» Required work
State how many lines of the records contain the string "samém". Give the number alone.

-- begin Supplied records --

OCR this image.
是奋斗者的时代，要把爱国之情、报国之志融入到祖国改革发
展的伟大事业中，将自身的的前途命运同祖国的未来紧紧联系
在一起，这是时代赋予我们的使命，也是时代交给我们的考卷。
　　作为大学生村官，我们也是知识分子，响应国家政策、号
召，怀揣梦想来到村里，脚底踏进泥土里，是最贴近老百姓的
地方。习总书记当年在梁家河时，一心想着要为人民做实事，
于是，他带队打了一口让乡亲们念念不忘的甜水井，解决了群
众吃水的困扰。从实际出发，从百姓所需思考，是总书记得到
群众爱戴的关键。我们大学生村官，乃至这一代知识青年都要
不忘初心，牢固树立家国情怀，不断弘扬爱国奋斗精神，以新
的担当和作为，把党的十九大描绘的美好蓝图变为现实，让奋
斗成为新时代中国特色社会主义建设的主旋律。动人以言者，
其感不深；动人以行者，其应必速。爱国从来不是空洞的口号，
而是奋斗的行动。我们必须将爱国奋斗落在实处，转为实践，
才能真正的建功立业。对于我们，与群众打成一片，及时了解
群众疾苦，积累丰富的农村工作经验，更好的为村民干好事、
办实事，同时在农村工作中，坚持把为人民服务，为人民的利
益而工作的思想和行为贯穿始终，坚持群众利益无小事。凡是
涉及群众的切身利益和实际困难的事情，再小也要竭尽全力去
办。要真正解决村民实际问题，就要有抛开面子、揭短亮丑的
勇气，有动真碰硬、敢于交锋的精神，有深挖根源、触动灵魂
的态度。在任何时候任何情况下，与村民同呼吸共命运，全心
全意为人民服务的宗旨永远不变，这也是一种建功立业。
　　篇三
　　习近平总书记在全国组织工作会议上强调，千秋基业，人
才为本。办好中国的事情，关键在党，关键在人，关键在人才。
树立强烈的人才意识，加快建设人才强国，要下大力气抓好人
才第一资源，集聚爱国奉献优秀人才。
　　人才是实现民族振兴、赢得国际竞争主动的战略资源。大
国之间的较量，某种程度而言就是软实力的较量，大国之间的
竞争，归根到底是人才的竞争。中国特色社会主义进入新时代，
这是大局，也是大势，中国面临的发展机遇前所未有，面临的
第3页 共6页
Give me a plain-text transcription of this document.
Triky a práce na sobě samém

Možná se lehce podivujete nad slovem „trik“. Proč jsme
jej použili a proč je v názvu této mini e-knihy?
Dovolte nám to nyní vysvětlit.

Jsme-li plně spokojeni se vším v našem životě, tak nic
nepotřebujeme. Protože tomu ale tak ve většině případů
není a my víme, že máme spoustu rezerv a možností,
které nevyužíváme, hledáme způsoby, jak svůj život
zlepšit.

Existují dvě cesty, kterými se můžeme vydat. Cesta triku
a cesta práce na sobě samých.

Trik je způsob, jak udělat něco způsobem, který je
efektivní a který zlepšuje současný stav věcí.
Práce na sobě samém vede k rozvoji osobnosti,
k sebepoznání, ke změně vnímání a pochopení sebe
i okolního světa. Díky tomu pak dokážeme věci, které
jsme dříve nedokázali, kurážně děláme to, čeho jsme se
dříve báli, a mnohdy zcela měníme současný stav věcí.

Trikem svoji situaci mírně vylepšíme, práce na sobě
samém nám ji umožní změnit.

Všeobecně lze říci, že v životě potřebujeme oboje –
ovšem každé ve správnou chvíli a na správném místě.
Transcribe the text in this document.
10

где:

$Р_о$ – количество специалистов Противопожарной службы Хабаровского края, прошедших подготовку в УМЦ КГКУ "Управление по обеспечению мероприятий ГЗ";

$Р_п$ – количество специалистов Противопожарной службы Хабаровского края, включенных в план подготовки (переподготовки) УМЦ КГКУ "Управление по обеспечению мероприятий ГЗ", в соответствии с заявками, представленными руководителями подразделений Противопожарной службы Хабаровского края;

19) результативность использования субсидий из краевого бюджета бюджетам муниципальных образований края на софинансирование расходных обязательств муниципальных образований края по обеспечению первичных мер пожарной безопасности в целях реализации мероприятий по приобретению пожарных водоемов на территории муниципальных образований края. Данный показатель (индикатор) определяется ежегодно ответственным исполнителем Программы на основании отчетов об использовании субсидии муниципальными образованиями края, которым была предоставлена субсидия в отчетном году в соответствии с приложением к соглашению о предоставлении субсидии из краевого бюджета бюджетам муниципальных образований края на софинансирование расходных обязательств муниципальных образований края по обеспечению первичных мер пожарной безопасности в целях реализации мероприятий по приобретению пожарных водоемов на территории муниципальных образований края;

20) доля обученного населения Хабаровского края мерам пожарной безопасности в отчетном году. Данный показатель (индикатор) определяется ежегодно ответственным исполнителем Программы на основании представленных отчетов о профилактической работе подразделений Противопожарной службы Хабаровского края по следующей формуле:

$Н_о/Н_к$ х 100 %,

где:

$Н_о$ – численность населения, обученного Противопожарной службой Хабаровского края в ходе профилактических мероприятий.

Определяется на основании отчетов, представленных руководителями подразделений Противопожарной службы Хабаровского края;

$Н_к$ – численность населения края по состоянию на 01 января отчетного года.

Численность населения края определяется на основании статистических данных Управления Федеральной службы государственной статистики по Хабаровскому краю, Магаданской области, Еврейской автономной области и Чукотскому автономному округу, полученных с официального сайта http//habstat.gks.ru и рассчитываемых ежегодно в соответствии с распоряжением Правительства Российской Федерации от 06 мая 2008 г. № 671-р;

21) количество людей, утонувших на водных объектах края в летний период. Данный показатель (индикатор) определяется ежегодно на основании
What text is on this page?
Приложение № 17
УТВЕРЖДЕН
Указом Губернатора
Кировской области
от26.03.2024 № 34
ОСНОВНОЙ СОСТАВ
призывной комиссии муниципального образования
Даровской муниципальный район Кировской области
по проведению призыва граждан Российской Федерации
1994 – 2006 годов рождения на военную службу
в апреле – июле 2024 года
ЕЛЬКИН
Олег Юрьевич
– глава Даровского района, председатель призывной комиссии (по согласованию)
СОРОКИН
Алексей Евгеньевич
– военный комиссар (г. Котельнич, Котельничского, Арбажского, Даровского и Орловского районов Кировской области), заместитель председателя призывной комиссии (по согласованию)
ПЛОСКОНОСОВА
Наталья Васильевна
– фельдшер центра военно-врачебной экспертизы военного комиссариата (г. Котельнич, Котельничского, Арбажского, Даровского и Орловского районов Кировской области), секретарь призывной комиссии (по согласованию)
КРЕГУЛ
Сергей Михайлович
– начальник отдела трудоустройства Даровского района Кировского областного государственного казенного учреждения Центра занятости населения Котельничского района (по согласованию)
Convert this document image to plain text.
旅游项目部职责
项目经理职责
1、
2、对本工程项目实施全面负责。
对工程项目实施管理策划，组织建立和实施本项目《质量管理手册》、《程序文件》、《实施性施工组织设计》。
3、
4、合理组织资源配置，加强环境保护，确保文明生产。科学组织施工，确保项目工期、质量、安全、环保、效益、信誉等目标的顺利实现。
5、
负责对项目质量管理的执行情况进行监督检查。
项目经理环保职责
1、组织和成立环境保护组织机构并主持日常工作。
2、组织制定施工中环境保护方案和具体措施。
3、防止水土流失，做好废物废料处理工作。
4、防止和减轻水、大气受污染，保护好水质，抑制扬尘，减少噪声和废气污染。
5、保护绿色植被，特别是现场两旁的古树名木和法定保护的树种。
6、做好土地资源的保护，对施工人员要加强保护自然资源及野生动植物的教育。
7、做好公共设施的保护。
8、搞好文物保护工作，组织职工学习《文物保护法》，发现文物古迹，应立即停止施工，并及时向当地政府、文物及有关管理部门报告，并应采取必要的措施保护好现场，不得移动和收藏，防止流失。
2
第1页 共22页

-- end Supplied records --

» Full response
3